The tasks =
1/ Can you transcribe the passage from the R clustering thread that begins at the words "Sahiti · Answer" and stops after "small in size."?
2/ How would the thread on clustering a very large dataset in R go on? Write the next part, starting after its last sentence.

Quoted text =
#####
How to cluster a very large dataset in R

Question

I have a very large dataset consisting of 70K numeric values representing various distances ranging from 0-50. I want to cluster these numbers; however, when I try this approach, I get a 70K * 70K distance matrix representing the distance between every 2 numbers in the dataset, which won't fit in memory.

So, Is there any way to solve such problem!

Sahiti · Answer 1 · Jun 19, 2018

You can initially use kmeans, to calculate the important number of centers and then perform hierarchical clustering approach on the coordinates of the centers.

So, in this, way distance matrix would be small in size.
#####
Dataset extract =

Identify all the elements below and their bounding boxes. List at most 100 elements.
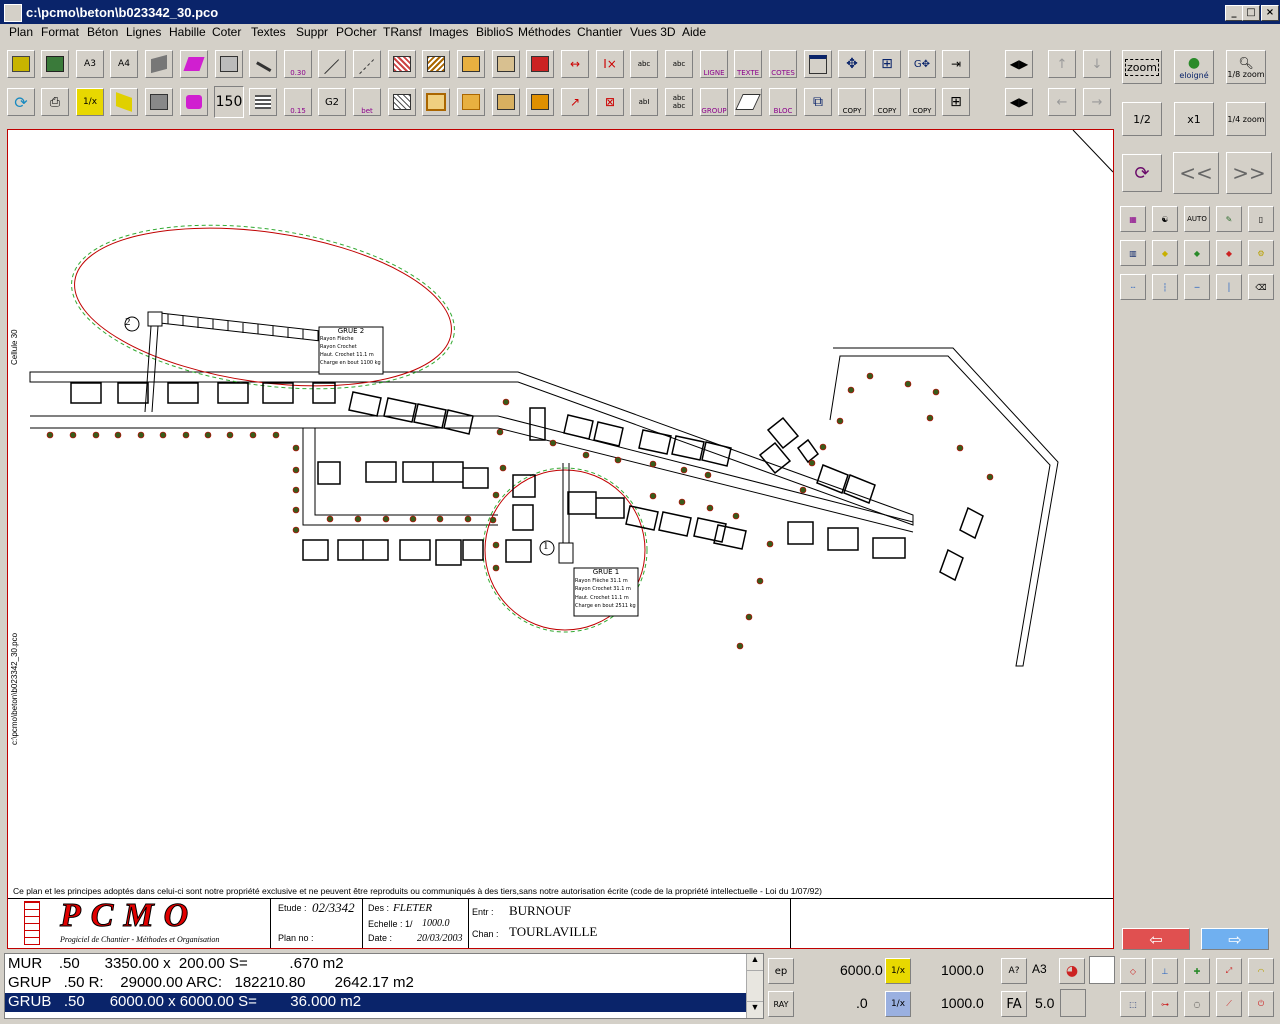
#####
Solved problems =
1/
Sahiti · Answer 1 · Jun 19, 2018

You can initially use kmeans, to calculate the important number of centers and then perform hierarchical clustering approach on the coordinates of the centers.

So, in this, way distance matrix would be small in size.

2/
You can try out the code below:


# Data
x <- rbind(matrix(rnorm(70000, sd = 0.3), ncol = 2),
           matrix(rnorm(70000, mean = 1, sd = 0.3), ncol = 2))
colnames(x) <- c("x", "y")

# CAH without kmeans : doesn't work necessarily
library(FactoMineR)
cah.test <- HCPC(x, graph=FALSE, nb.clust=-1)

# CAH with kmeans : works more quickly
cl <- kmeans(x, 1000, iter.max=20)
cah <- HCPC(cl$centers, graph=FALSE, nb.clust=-1)
plot.HCPC(cah, choice="tree")